_How to complete this task_: All of the data, word for word and free of pictures, is the expected result.

*** Data Section Begins ***

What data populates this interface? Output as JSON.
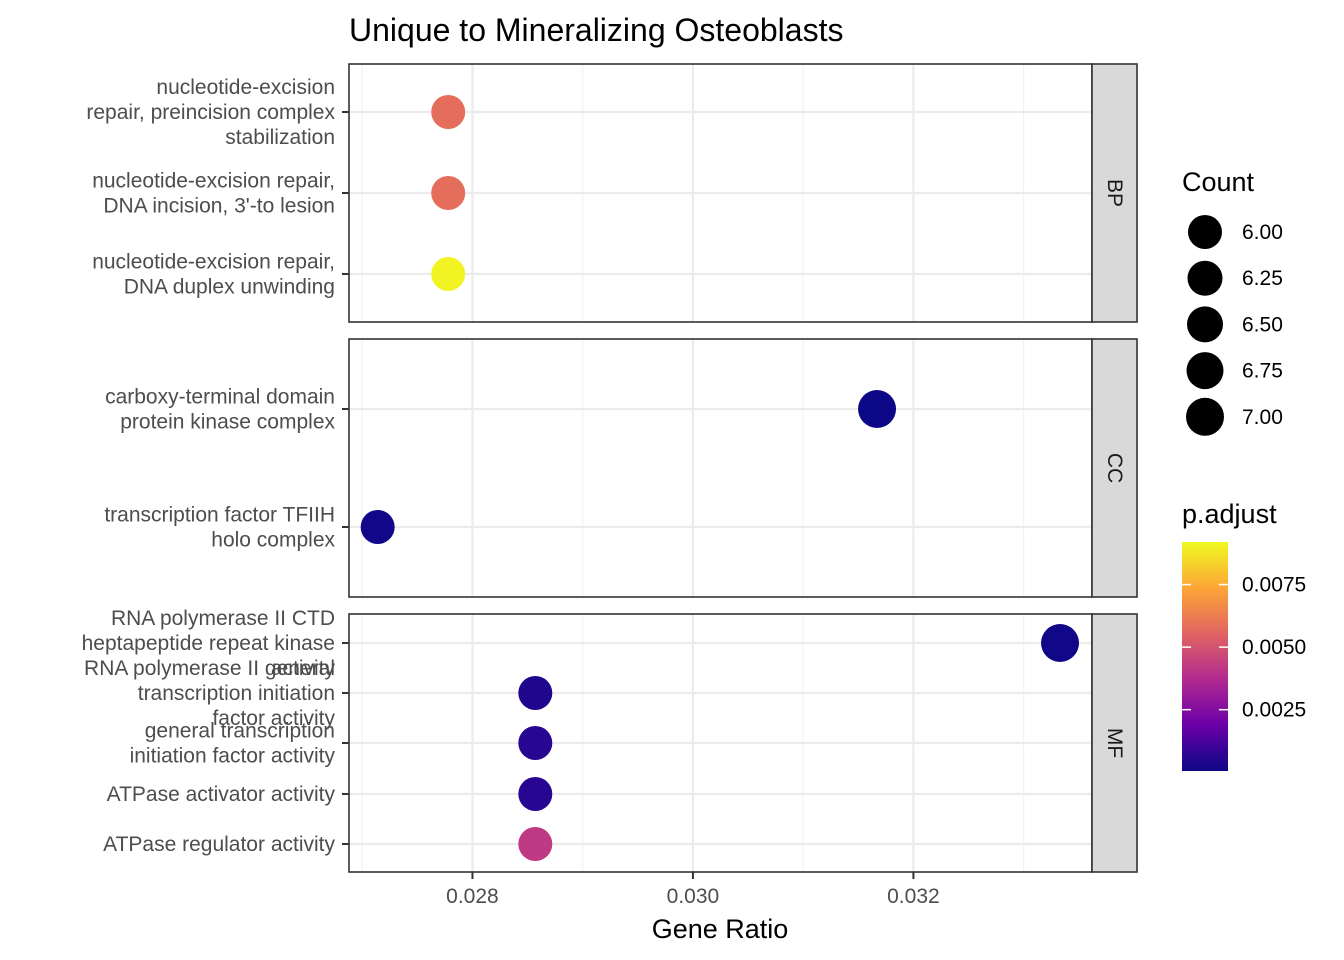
{
  "chart_data": {
    "type": "scatter",
    "title": "Unique to Mineralizing Osteoblasts",
    "xlabel": "Gene Ratio",
    "ylabel": "",
    "xlim": [
      0.02688,
      0.03362
    ],
    "x_ticks": [
      0.028,
      0.03,
      0.032
    ],
    "x_tick_labels": [
      "0.028",
      "0.030",
      "0.032"
    ],
    "grid": true,
    "facets": [
      {
        "name": "BP",
        "terms": [
          {
            "label": [
              "nucleotide-excision",
              "repair, preincision complex",
              "stabilization"
            ],
            "gene_ratio": 0.02778,
            "count": 6,
            "p_adjust": 0.0058
          },
          {
            "label": [
              "nucleotide-excision repair,",
              "DNA incision, 3'-to lesion"
            ],
            "gene_ratio": 0.02778,
            "count": 6,
            "p_adjust": 0.0058
          },
          {
            "label": [
              "nucleotide-excision repair,",
              "DNA duplex unwinding"
            ],
            "gene_ratio": 0.02778,
            "count": 6,
            "p_adjust": 0.0091
          }
        ]
      },
      {
        "name": "CC",
        "terms": [
          {
            "label": [
              "carboxy-terminal domain",
              "protein kinase complex"
            ],
            "gene_ratio": 0.03167,
            "count": 7,
            "p_adjust": 5e-05
          },
          {
            "label": [
              "transcription factor TFIIH",
              "holo complex"
            ],
            "gene_ratio": 0.02714,
            "count": 6,
            "p_adjust": 0.0001
          }
        ]
      },
      {
        "name": "MF",
        "terms": [
          {
            "label": [
              "RNA polymerase II CTD",
              "heptapeptide repeat kinase",
              "activity"
            ],
            "gene_ratio": 0.03333,
            "count": 7,
            "p_adjust": 0.0001
          },
          {
            "label": [
              "RNA polymerase II general",
              "transcription initiation",
              "factor activity"
            ],
            "gene_ratio": 0.02857,
            "count": 6,
            "p_adjust": 0.0004
          },
          {
            "label": [
              "general transcription",
              "initiation factor activity"
            ],
            "gene_ratio": 0.02857,
            "count": 6,
            "p_adjust": 0.0006
          },
          {
            "label": [
              "ATPase activator activity"
            ],
            "gene_ratio": 0.02857,
            "count": 6,
            "p_adjust": 0.0006
          },
          {
            "label": [
              "ATPase regulator activity"
            ],
            "gene_ratio": 0.02857,
            "count": 6,
            "p_adjust": 0.0042
          }
        ]
      }
    ],
    "size_legend": {
      "title": "Count",
      "breaks": [
        6.0,
        6.25,
        6.5,
        6.75,
        7.0
      ],
      "labels": [
        "6.00",
        "6.25",
        "6.50",
        "6.75",
        "7.00"
      ]
    },
    "color_legend": {
      "title": "p.adjust",
      "range": [
        5e-05,
        0.0092
      ],
      "breaks": [
        0.0025,
        0.005,
        0.0075
      ],
      "labels": [
        "0.0025",
        "0.0050",
        "0.0075"
      ],
      "palette": [
        "#0d0887",
        "#6a00a8",
        "#b12a90",
        "#e16462",
        "#fca636",
        "#f0f921"
      ]
    }
  }
}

*** Data Section Ends ***

_Exercise solution_:
What data populates this interface? Output as JSON.
{
  "chart_data": {
    "type": "scatter",
    "title": "Unique to Mineralizing Osteoblasts",
    "xlabel": "Gene Ratio",
    "ylabel": "",
    "xlim": [
      0.02688,
      0.03362
    ],
    "x_ticks": [
      0.028,
      0.03,
      0.032
    ],
    "x_tick_labels": [
      "0.028",
      "0.030",
      "0.032"
    ],
    "grid": true,
    "facets": [
      {
        "name": "BP",
        "terms": [
          {
            "label": [
              "nucleotide-excision",
              "repair, preincision complex",
              "stabilization"
            ],
            "gene_ratio": 0.02778,
            "count": 6,
            "p_adjust": 0.0058
          },
          {
            "label": [
              "nucleotide-excision repair,",
              "DNA incision, 3'-to lesion"
            ],
            "gene_ratio": 0.02778,
            "count": 6,
            "p_adjust": 0.0058
          },
          {
            "label": [
              "nucleotide-excision repair,",
              "DNA duplex unwinding"
            ],
            "gene_ratio": 0.02778,
            "count": 6,
            "p_adjust": 0.0091
          }
        ]
      },
      {
        "name": "CC",
        "terms": [
          {
            "label": [
              "carboxy-terminal domain",
              "protein kinase complex"
            ],
            "gene_ratio": 0.03167,
            "count": 7,
            "p_adjust": 5e-05
          },
          {
            "label": [
              "transcription factor TFIIH",
              "holo complex"
            ],
            "gene_ratio": 0.02714,
            "count": 6,
            "p_adjust": 0.0001
          }
        ]
      },
      {
        "name": "MF",
        "terms": [
          {
            "label": [
              "RNA polymerase II CTD",
              "heptapeptide repeat kinase",
              "activity"
            ],
            "gene_ratio": 0.03333,
            "count": 7,
            "p_adjust": 0.0001
          },
          {
            "label": [
              "RNA polymerase II general",
              "transcription initiation",
              "factor activity"
            ],
            "gene_ratio": 0.02857,
            "count": 6,
            "p_adjust": 0.0004
          },
          {
            "label": [
              "general transcription",
              "initiation factor activity"
            ],
            "gene_ratio": 0.02857,
            "count": 6,
            "p_adjust": 0.0006
          },
          {
            "label": [
              "ATPase activator activity"
            ],
            "gene_ratio": 0.02857,
            "count": 6,
            "p_adjust": 0.0006
          },
          {
            "label": [
              "ATPase regulator activity"
            ],
            "gene_ratio": 0.02857,
            "count": 6,
            "p_adjust": 0.0042
          }
        ]
      }
    ],
    "size_legend": {
      "title": "Count",
      "breaks": [
        6.0,
        6.25,
        6.5,
        6.75,
        7.0
      ],
      "labels": [
        "6.00",
        "6.25",
        "6.50",
        "6.75",
        "7.00"
      ]
    },
    "color_legend": {
      "title": "p.adjust",
      "range": [
        5e-05,
        0.0092
      ],
      "breaks": [
        0.0025,
        0.005,
        0.0075
      ],
      "labels": [
        "0.0025",
        "0.0050",
        "0.0075"
      ],
      "palette": [
        "#0d0887",
        "#6a00a8",
        "#b12a90",
        "#e16462",
        "#fca636",
        "#f0f921"
      ]
    }
  }
}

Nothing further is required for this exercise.